AIM OF THE EXERCISE
Nothing in the records may be left out or altered; reproduce them all exactly.

Stored data entries
-*-*-

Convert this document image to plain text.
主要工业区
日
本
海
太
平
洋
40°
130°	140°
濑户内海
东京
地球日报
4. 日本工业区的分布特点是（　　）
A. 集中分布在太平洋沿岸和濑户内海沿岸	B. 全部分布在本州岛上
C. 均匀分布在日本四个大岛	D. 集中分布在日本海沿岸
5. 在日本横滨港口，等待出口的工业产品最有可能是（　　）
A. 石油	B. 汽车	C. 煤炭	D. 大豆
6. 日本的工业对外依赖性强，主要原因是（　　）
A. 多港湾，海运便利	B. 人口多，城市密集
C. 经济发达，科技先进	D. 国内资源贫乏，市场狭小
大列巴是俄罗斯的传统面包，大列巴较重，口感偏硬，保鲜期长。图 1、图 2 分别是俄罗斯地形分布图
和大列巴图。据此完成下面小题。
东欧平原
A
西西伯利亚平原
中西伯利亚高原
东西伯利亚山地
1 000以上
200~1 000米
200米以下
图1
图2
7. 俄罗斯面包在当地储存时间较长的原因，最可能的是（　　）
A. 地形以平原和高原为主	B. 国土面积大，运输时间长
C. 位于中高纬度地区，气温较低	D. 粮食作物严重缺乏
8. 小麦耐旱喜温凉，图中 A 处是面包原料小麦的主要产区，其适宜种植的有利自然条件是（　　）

-*-*-

EXPECTED OUTPUT
Convert this document image to plain text.
主要工业区
日
本
海
太
平
洋
40°
130°	140°
濑户内海
东京
地球日报
4. 日本工业区的分布特点是（　　）
A. 集中分布在太平洋沿岸和濑户内海沿岸	B. 全部分布在本州岛上
C. 均匀分布在日本四个大岛	D. 集中分布在日本海沿岸
5. 在日本横滨港口，等待出口的工业产品最有可能是（　　）
A. 石油	B. 汽车	C. 煤炭	D. 大豆
6. 日本的工业对外依赖性强，主要原因是（　　）
A. 多港湾，海运便利	B. 人口多，城市密集
C. 经济发达，科技先进	D. 国内资源贫乏，市场狭小
大列巴是俄罗斯的传统面包，大列巴较重，口感偏硬，保鲜期长。图 1、图 2 分别是俄罗斯地形分布图
和大列巴图。据此完成下面小题。
东欧平原
A
西西伯利亚平原
中西伯利亚高原
东西伯利亚山地
1 000以上
200~1 000米
200米以下
图1
图2
7. 俄罗斯面包在当地储存时间较长的原因，最可能的是（　　）
A. 地形以平原和高原为主	B. 国土面积大，运输时间长
C. 位于中高纬度地区，气温较低	D. 粮食作物严重缺乏
8. 小麦耐旱喜温凉，图中 A 处是面包原料小麦的主要产区，其适宜种植的有利自然条件是（　　）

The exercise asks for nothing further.